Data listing
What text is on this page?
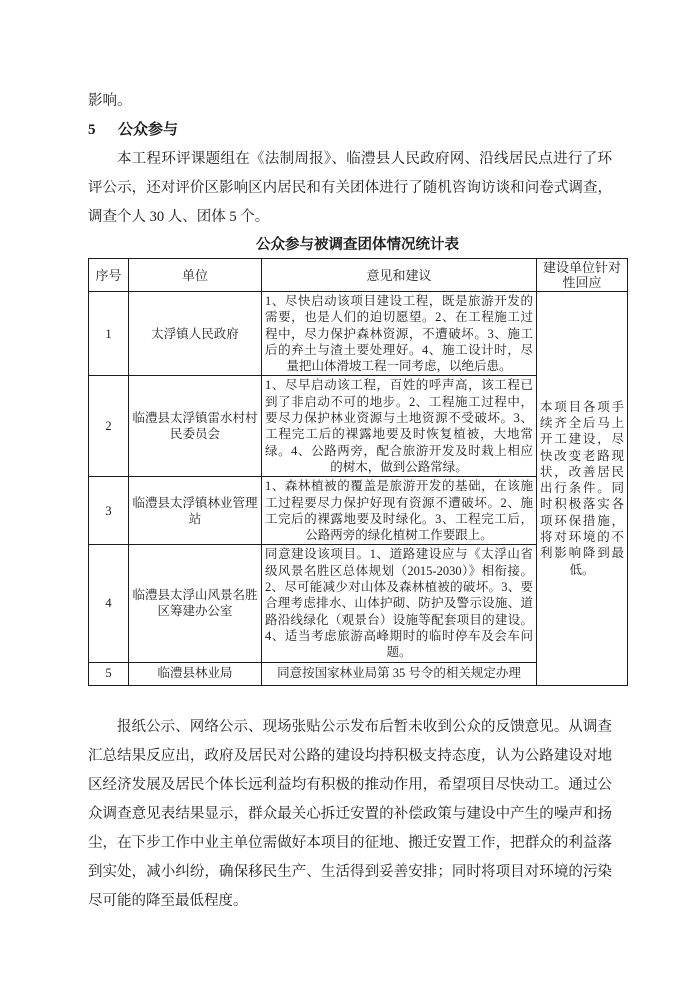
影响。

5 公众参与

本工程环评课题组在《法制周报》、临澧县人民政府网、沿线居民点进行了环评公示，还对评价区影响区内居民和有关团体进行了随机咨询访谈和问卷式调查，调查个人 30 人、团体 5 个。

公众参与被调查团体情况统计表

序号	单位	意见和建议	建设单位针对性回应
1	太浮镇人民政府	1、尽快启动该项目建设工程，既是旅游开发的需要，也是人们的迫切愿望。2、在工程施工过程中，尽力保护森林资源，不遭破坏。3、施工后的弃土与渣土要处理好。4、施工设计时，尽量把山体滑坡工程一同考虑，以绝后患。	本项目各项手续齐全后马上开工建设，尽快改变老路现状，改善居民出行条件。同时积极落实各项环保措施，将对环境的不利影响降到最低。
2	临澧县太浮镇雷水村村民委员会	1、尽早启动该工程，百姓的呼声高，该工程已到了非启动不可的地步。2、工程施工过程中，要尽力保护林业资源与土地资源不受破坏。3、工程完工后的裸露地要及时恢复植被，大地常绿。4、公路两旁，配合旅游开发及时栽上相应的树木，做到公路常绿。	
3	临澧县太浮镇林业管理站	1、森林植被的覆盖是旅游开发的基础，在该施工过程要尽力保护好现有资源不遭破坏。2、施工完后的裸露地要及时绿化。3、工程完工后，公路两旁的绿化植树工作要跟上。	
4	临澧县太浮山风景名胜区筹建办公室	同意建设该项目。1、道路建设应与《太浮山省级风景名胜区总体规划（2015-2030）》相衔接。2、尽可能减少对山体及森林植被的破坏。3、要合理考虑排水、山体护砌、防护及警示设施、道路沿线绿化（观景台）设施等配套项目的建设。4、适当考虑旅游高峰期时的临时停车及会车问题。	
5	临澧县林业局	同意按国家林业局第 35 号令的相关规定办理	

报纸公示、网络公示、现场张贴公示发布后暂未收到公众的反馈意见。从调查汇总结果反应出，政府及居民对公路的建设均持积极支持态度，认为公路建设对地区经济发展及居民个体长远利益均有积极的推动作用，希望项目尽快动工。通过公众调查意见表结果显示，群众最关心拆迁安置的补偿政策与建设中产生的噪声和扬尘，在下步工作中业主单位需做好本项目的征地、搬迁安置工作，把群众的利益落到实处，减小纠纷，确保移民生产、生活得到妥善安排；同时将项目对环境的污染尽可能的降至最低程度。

==

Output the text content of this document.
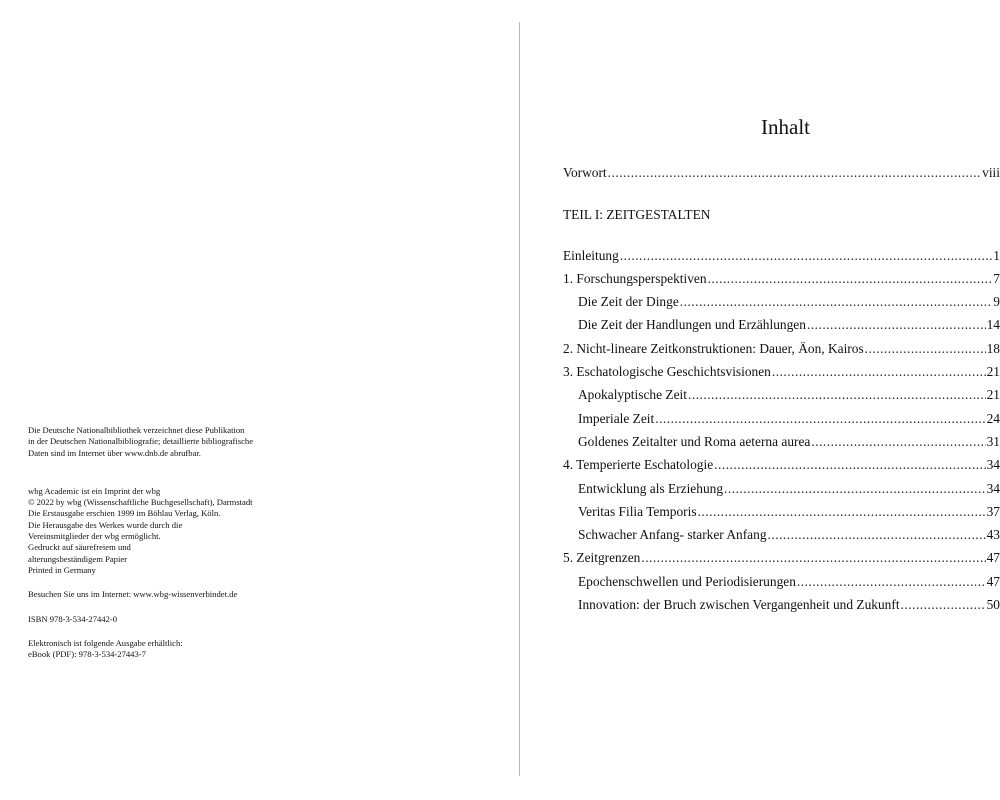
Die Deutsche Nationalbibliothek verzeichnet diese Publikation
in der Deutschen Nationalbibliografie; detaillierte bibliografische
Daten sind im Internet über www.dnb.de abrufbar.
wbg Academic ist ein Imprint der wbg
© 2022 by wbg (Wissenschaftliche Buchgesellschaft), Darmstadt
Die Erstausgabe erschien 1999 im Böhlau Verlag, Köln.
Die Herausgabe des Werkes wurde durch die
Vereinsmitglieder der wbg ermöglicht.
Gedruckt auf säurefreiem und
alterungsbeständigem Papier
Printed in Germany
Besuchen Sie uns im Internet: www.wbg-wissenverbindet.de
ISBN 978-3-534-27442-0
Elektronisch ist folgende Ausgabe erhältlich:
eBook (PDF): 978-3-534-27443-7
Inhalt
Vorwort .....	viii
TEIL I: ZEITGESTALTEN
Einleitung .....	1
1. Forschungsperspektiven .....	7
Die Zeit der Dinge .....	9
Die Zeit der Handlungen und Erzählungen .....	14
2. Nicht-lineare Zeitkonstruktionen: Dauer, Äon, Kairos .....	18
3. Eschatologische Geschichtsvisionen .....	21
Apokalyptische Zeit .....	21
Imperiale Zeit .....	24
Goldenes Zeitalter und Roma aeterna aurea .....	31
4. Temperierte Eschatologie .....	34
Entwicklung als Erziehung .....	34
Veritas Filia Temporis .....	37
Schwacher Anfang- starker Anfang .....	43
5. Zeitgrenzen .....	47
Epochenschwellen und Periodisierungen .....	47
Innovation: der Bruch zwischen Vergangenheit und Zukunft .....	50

* INSTRUCTION
Which lines of the material contain the string "this"? List each of them.

* THE RESULT
What text is on this page?
Output the text content of this document.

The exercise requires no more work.